## [THE TASK]
Extract the listing in its entirety, keeping each line identical to the original.

## [RECORDS PROVIDED]
•••••

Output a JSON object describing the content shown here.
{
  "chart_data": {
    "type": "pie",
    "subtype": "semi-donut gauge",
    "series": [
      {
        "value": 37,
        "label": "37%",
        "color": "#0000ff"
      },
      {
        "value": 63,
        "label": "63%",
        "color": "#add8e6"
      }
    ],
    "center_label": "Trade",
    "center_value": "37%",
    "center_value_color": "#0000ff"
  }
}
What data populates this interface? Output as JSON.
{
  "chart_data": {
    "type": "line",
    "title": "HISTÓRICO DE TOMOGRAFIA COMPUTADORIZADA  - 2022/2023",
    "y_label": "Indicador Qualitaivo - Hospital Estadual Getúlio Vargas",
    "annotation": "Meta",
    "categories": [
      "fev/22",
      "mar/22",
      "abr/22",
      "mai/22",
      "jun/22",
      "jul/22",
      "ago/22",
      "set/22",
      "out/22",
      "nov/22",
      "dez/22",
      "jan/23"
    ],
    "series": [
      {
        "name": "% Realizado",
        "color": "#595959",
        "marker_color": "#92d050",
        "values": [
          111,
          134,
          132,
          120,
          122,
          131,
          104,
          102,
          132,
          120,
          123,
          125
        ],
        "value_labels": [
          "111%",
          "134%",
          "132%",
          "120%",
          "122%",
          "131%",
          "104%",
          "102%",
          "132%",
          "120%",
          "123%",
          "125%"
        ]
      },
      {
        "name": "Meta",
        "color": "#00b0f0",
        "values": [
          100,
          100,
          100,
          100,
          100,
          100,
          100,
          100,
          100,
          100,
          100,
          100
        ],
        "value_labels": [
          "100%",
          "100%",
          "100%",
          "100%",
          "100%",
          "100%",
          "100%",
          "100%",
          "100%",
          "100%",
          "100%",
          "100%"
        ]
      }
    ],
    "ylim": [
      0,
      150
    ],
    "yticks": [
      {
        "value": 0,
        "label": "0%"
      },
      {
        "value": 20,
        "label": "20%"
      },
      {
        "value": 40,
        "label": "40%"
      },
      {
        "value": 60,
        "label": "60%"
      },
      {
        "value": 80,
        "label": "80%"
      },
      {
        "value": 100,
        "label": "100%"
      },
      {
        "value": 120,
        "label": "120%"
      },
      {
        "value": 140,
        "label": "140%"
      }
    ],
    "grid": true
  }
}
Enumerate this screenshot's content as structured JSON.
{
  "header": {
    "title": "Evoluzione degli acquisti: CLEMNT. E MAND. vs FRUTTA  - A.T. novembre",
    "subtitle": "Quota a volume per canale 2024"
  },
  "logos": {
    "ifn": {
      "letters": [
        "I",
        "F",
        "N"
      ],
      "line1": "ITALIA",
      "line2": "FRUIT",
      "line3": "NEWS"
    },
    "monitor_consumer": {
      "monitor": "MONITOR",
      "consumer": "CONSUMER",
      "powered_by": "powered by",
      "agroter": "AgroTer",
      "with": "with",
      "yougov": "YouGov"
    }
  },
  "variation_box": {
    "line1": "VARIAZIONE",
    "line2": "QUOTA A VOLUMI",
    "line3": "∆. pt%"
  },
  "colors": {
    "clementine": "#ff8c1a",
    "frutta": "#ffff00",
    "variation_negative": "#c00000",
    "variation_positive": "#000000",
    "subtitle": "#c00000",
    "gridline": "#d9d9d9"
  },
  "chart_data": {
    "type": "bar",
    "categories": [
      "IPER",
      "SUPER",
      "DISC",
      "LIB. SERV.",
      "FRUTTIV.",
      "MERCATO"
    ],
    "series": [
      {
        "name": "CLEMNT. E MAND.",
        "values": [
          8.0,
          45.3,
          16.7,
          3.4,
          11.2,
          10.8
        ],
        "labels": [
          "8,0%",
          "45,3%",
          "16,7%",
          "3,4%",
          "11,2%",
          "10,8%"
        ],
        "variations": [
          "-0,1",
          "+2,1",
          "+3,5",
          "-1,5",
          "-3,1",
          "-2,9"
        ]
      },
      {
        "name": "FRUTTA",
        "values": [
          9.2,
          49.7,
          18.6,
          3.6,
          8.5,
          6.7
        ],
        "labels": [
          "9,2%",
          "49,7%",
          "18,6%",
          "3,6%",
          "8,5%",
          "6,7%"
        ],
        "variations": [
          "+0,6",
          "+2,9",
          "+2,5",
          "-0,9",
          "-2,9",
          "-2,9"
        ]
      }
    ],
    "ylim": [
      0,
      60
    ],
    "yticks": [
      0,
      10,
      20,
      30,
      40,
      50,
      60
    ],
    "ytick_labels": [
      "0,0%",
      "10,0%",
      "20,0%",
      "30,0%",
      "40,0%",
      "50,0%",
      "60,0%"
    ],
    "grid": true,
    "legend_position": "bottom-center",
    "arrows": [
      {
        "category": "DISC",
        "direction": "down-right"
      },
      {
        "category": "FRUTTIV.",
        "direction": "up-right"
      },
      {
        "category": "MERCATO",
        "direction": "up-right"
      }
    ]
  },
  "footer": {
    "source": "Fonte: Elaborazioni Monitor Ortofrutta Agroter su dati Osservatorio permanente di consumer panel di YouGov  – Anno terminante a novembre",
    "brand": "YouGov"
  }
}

•••••

## [FULL SOLUTION]
Output a JSON object describing the content shown here.
{
  "chart_data": {
    "type": "pie",
    "subtype": "semi-donut gauge",
    "series": [
      {
        "value": 37,
        "label": "37%",
        "color": "#0000ff"
      },
      {
        "value": 63,
        "label": "63%",
        "color": "#add8e6"
      }
    ],
    "center_label": "Trade",
    "center_value": "37%",
    "center_value_color": "#0000ff"
  }
}
What data populates this interface? Output as JSON.
{
  "chart_data": {
    "type": "line",
    "title": "HISTÓRICO DE TOMOGRAFIA COMPUTADORIZADA  - 2022/2023",
    "y_label": "Indicador Qualitaivo - Hospital Estadual Getúlio Vargas",
    "annotation": "Meta",
    "categories": [
      "fev/22",
      "mar/22",
      "abr/22",
      "mai/22",
      "jun/22",
      "jul/22",
      "ago/22",
      "set/22",
      "out/22",
      "nov/22",
      "dez/22",
      "jan/23"
    ],
    "series": [
      {
        "name": "% Realizado",
        "color": "#595959",
        "marker_color": "#92d050",
        "values": [
          111,
          134,
          132,
          120,
          122,
          131,
          104,
          102,
          132,
          120,
          123,
          125
        ],
        "value_labels": [
          "111%",
          "134%",
          "132%",
          "120%",
          "122%",
          "131%",
          "104%",
          "102%",
          "132%",
          "120%",
          "123%",
          "125%"
        ]
      },
      {
        "name": "Meta",
        "color": "#00b0f0",
        "values": [
          100,
          100,
          100,
          100,
          100,
          100,
          100,
          100,
          100,
          100,
          100,
          100
        ],
        "value_labels": [
          "100%",
          "100%",
          "100%",
          "100%",
          "100%",
          "100%",
          "100%",
          "100%",
          "100%",
          "100%",
          "100%",
          "100%"
        ]
      }
    ],
    "ylim": [
      0,
      150
    ],
    "yticks": [
      {
        "value": 0,
        "label": "0%"
      },
      {
        "value": 20,
        "label": "20%"
      },
      {
        "value": 40,
        "label": "40%"
      },
      {
        "value": 60,
        "label": "60%"
      },
      {
        "value": 80,
        "label": "80%"
      },
      {
        "value": 100,
        "label": "100%"
      },
      {
        "value": 120,
        "label": "120%"
      },
      {
        "value": 140,
        "label": "140%"
      }
    ],
    "grid": true
  }
}
Enumerate this screenshot's content as structured JSON.
{
  "header": {
    "title": "Evoluzione degli acquisti: CLEMNT. E MAND. vs FRUTTA  - A.T. novembre",
    "subtitle": "Quota a volume per canale 2024"
  },
  "logos": {
    "ifn": {
      "letters": [
        "I",
        "F",
        "N"
      ],
      "line1": "ITALIA",
      "line2": "FRUIT",
      "line3": "NEWS"
    },
    "monitor_consumer": {
      "monitor": "MONITOR",
      "consumer": "CONSUMER",
      "powered_by": "powered by",
      "agroter": "AgroTer",
      "with": "with",
      "yougov": "YouGov"
    }
  },
  "variation_box": {
    "line1": "VARIAZIONE",
    "line2": "QUOTA A VOLUMI",
    "line3": "∆. pt%"
  },
  "colors": {
    "clementine": "#ff8c1a",
    "frutta": "#ffff00",
    "variation_negative": "#c00000",
    "variation_positive": "#000000",
    "subtitle": "#c00000",
    "gridline": "#d9d9d9"
  },
  "chart_data": {
    "type": "bar",
    "categories": [
      "IPER",
      "SUPER",
      "DISC",
      "LIB. SERV.",
      "FRUTTIV.",
      "MERCATO"
    ],
    "series": [
      {
        "name": "CLEMNT. E MAND.",
        "values": [
          8.0,
          45.3,
          16.7,
          3.4,
          11.2,
          10.8
        ],
        "labels": [
          "8,0%",
          "45,3%",
          "16,7%",
          "3,4%",
          "11,2%",
          "10,8%"
        ],
        "variations": [
          "-0,1",
          "+2,1",
          "+3,5",
          "-1,5",
          "-3,1",
          "-2,9"
        ]
      },
      {
        "name": "FRUTTA",
        "values": [
          9.2,
          49.7,
          18.6,
          3.6,
          8.5,
          6.7
        ],
        "labels": [
          "9,2%",
          "49,7%",
          "18,6%",
          "3,6%",
          "8,5%",
          "6,7%"
        ],
        "variations": [
          "+0,6",
          "+2,9",
          "+2,5",
          "-0,9",
          "-2,9",
          "-2,9"
        ]
      }
    ],
    "ylim": [
      0,
      60
    ],
    "yticks": [
      0,
      10,
      20,
      30,
      40,
      50,
      60
    ],
    "ytick_labels": [
      "0,0%",
      "10,0%",
      "20,0%",
      "30,0%",
      "40,0%",
      "50,0%",
      "60,0%"
    ],
    "grid": true,
    "legend_position": "bottom-center",
    "arrows": [
      {
        "category": "DISC",
        "direction": "down-right"
      },
      {
        "category": "FRUTTIV.",
        "direction": "up-right"
      },
      {
        "category": "MERCATO",
        "direction": "up-right"
      }
    ]
  },
  "footer": {
    "source": "Fonte: Elaborazioni Monitor Ortofrutta Agroter su dati Osservatorio permanente di consumer panel di YouGov  – Anno terminante a novembre",
    "brand": "YouGov"
  }
}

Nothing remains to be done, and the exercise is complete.